● Data shown:

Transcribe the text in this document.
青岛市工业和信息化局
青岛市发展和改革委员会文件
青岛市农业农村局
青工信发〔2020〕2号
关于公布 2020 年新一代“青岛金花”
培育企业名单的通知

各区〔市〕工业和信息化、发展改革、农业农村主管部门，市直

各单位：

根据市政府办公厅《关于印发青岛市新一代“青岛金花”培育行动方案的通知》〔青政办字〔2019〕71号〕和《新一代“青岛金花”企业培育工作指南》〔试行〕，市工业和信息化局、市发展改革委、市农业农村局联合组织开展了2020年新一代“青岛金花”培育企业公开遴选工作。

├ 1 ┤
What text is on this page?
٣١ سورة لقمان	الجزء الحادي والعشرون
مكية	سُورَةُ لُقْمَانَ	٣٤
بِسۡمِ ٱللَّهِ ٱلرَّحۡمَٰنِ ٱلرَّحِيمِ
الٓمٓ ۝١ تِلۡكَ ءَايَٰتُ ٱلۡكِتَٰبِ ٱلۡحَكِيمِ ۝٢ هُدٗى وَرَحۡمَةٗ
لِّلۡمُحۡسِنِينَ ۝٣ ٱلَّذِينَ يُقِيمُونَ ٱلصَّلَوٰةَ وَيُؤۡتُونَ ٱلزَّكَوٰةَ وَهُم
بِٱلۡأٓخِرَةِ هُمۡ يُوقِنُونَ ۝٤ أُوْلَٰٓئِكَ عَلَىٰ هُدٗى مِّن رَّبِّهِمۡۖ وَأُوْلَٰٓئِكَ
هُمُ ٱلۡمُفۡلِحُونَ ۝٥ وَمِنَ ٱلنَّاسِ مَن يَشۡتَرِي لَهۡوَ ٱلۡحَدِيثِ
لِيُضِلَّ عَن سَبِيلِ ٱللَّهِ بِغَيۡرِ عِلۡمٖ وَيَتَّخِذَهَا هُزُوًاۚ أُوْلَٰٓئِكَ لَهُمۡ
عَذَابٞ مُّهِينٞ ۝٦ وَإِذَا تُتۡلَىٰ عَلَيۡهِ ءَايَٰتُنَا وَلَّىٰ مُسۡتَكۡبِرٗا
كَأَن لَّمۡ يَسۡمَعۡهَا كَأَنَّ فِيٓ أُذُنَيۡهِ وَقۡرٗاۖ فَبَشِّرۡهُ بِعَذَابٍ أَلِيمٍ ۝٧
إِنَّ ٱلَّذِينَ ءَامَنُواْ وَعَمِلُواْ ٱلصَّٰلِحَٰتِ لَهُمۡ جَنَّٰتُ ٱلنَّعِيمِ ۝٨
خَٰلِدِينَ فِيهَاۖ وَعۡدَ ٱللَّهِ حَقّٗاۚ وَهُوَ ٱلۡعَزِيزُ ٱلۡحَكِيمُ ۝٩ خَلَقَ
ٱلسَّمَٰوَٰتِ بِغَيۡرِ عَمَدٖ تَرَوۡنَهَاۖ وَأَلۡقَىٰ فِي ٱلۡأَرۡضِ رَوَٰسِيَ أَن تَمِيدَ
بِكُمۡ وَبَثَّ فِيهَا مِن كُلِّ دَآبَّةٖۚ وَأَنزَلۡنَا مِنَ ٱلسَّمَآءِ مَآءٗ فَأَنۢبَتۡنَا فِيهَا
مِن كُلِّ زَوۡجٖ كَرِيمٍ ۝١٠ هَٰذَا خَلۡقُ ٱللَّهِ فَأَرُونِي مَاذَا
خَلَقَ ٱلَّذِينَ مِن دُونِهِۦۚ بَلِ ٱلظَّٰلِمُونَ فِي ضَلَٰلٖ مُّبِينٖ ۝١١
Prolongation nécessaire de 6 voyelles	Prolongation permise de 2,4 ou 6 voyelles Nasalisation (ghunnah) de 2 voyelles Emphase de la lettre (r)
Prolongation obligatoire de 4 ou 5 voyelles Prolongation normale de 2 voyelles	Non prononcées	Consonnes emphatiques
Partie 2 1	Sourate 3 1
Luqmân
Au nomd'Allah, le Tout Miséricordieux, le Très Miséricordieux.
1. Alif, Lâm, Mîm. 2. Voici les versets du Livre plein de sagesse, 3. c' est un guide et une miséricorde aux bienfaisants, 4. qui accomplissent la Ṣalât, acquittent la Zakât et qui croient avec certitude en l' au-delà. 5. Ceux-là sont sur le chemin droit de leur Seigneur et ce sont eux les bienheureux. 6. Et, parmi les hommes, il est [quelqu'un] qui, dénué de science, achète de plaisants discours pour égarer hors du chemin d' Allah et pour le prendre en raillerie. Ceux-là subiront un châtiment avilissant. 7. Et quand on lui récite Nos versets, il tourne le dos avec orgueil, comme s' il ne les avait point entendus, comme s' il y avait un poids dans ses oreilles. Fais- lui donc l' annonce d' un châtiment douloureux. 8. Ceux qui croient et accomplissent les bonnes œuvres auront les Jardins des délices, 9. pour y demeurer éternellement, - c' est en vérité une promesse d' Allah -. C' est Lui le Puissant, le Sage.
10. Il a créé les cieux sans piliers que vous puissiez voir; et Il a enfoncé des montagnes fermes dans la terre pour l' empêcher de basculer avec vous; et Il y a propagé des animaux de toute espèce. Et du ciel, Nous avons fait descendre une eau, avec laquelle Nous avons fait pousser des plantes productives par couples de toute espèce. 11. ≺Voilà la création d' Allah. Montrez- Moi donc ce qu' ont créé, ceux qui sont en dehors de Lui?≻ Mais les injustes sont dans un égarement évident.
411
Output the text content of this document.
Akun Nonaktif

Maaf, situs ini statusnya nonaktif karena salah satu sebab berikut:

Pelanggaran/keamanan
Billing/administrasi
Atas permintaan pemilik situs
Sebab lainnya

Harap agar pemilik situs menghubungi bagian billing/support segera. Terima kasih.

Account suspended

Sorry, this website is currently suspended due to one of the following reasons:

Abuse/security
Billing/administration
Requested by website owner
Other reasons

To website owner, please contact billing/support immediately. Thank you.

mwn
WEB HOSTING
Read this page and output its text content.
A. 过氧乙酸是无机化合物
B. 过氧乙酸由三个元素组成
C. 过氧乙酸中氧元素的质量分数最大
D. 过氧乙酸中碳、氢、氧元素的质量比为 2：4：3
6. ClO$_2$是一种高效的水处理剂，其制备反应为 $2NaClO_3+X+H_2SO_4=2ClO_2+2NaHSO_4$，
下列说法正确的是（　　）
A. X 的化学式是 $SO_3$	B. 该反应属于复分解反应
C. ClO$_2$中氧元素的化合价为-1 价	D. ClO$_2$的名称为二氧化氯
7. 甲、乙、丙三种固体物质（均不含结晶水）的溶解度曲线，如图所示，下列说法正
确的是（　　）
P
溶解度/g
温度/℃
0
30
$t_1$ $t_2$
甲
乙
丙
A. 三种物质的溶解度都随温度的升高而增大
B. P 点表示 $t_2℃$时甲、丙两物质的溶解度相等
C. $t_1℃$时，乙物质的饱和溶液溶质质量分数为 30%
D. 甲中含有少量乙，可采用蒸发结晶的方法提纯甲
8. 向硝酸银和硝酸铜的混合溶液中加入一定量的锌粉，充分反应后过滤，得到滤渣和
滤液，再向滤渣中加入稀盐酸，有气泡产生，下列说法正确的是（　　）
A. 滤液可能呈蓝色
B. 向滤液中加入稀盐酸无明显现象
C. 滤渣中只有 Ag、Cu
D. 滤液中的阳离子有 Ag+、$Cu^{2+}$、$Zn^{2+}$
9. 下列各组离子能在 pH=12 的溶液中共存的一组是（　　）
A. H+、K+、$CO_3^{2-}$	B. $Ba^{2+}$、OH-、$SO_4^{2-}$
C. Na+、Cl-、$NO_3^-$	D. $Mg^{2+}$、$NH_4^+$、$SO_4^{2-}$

● Written task:
Starting at the line that contains "Read this page and output its text content.", print every line through the end of the listing, word for word. Leave out all the rest.

● Full solution:
Read this page and output its text content.
A. 过氧乙酸是无机化合物
B. 过氧乙酸由三个元素组成
C. 过氧乙酸中氧元素的质量分数最大
D. 过氧乙酸中碳、氢、氧元素的质量比为 2：4：3
6. ClO$_2$是一种高效的水处理剂，其制备反应为 $2NaClO_3+X+H_2SO_4=2ClO_2+2NaHSO_4$，
下列说法正确的是（　　）
A. X 的化学式是 $SO_3$	B. 该反应属于复分解反应
C. ClO$_2$中氧元素的化合价为-1 价	D. ClO$_2$的名称为二氧化氯
7. 甲、乙、丙三种固体物质（均不含结晶水）的溶解度曲线，如图所示，下列说法正
确的是（　　）
P
溶解度/g
温度/℃
0
30
$t_1$ $t_2$
甲
乙
丙
A. 三种物质的溶解度都随温度的升高而增大
B. P 点表示 $t_2℃$时甲、丙两物质的溶解度相等
C. $t_1℃$时，乙物质的饱和溶液溶质质量分数为 30%
D. 甲中含有少量乙，可采用蒸发结晶的方法提纯甲
8. 向硝酸银和硝酸铜的混合溶液中加入一定量的锌粉，充分反应后过滤，得到滤渣和
滤液，再向滤渣中加入稀盐酸，有气泡产生，下列说法正确的是（　　）
A. 滤液可能呈蓝色
B. 向滤液中加入稀盐酸无明显现象
C. 滤渣中只有 Ag、Cu
D. 滤液中的阳离子有 Ag+、$Cu^{2+}$、$Zn^{2+}$
9. 下列各组离子能在 pH=12 的溶液中共存的一组是（　　）
A. H+、K+、$CO_3^{2-}$	B. $Ba^{2+}$、OH-、$SO_4^{2-}$
C. Na+、Cl-、$NO_3^-$	D. $Mg^{2+}$、$NH_4^+$、$SO_4^{2-}$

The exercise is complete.